Written request: Please copy the items again, from their first line through the line containing "bar-segment — [495, 581, 533, 709]", keeping every line unchanged and including both of those lines.

[Region and label listings]
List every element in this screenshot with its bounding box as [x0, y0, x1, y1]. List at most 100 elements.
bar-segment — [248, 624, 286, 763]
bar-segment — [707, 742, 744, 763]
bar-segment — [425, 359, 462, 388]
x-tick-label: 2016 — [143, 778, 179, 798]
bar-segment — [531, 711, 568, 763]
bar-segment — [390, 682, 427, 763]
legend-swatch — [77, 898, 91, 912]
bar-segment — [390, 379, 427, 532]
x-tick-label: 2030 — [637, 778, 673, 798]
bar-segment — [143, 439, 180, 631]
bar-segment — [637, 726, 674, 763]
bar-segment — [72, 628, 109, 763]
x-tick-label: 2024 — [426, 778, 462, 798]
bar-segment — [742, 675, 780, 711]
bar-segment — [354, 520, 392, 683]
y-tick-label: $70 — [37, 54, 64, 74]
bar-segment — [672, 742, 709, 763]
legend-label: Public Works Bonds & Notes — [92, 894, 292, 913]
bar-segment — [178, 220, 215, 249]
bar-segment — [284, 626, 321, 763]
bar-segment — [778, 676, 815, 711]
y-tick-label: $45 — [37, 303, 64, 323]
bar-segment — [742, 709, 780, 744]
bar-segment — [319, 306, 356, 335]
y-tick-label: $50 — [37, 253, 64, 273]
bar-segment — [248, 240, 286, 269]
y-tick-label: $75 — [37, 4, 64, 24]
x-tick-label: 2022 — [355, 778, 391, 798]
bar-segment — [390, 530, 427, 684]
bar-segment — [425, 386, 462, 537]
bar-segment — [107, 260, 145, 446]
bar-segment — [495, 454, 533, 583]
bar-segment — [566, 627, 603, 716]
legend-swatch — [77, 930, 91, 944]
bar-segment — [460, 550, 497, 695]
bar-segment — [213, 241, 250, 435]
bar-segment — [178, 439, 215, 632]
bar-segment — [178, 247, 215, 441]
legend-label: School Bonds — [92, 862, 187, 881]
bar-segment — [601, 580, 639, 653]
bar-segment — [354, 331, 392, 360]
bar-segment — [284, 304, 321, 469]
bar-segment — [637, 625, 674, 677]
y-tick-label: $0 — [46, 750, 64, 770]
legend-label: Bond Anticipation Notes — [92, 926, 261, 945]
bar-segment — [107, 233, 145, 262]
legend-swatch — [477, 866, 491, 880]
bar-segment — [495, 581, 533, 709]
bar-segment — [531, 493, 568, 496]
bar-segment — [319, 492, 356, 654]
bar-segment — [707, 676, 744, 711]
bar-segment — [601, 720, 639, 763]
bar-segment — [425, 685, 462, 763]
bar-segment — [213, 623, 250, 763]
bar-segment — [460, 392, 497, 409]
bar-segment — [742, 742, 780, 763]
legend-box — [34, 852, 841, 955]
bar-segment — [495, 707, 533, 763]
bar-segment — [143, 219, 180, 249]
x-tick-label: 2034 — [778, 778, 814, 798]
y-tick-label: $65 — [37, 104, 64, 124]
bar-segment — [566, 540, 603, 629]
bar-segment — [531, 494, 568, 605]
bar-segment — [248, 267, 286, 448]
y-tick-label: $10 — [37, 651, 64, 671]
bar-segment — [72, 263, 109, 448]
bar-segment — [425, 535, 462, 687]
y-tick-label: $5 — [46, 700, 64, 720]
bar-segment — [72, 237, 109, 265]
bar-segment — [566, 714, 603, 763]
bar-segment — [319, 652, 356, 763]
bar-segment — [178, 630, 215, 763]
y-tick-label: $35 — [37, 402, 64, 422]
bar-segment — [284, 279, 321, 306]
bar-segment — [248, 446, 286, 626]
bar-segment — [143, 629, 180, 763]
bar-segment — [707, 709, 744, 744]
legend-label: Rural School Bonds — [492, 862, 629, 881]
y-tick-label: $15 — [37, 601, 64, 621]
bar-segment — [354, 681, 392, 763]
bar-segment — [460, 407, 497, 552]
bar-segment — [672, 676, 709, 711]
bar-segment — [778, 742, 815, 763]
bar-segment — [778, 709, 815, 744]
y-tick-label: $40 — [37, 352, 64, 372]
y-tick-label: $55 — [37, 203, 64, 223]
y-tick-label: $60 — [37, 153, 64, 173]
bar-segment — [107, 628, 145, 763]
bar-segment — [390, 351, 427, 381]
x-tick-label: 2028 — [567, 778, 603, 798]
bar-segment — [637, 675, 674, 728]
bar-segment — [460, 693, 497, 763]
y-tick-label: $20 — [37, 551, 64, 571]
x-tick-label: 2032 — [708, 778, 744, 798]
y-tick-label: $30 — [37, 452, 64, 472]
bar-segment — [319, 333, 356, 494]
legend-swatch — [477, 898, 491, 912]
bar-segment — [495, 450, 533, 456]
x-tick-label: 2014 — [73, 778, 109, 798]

Solution:
List every element in this screenshot with its bounding box as [x0, y0, x1, y1]. List at most 100 elements.
bar-segment — [248, 624, 286, 763]
bar-segment — [707, 742, 744, 763]
bar-segment — [425, 359, 462, 388]
x-tick-label: 2016 — [143, 778, 179, 798]
bar-segment — [531, 711, 568, 763]
bar-segment — [390, 682, 427, 763]
legend-swatch — [77, 898, 91, 912]
bar-segment — [390, 379, 427, 532]
x-tick-label: 2030 — [637, 778, 673, 798]
bar-segment — [143, 439, 180, 631]
bar-segment — [637, 726, 674, 763]
bar-segment — [72, 628, 109, 763]
x-tick-label: 2024 — [426, 778, 462, 798]
bar-segment — [742, 675, 780, 711]
bar-segment — [354, 520, 392, 683]
y-tick-label: $70 — [37, 54, 64, 74]
bar-segment — [672, 742, 709, 763]
legend-label: Public Works Bonds & Notes — [92, 894, 292, 913]
bar-segment — [178, 220, 215, 249]
bar-segment — [284, 626, 321, 763]
bar-segment — [778, 676, 815, 711]
y-tick-label: $45 — [37, 303, 64, 323]
bar-segment — [742, 709, 780, 744]
bar-segment — [319, 306, 356, 335]
y-tick-label: $50 — [37, 253, 64, 273]
bar-segment — [248, 240, 286, 269]
y-tick-label: $75 — [37, 4, 64, 24]
x-tick-label: 2022 — [355, 778, 391, 798]
bar-segment — [390, 530, 427, 684]
bar-segment — [425, 386, 462, 537]
bar-segment — [107, 260, 145, 446]
bar-segment — [495, 454, 533, 583]
bar-segment — [566, 627, 603, 716]
legend-swatch — [77, 930, 91, 944]
bar-segment — [460, 550, 497, 695]
bar-segment — [213, 241, 250, 435]
bar-segment — [178, 439, 215, 632]
bar-segment — [178, 247, 215, 441]
legend-label: School Bonds — [92, 862, 187, 881]
bar-segment — [601, 580, 639, 653]
bar-segment — [354, 331, 392, 360]
bar-segment — [284, 304, 321, 469]
bar-segment — [637, 625, 674, 677]
y-tick-label: $0 — [46, 750, 64, 770]
legend-label: Bond Anticipation Notes — [92, 926, 261, 945]
bar-segment — [107, 233, 145, 262]
legend-swatch — [477, 866, 491, 880]
bar-segment — [495, 581, 533, 709]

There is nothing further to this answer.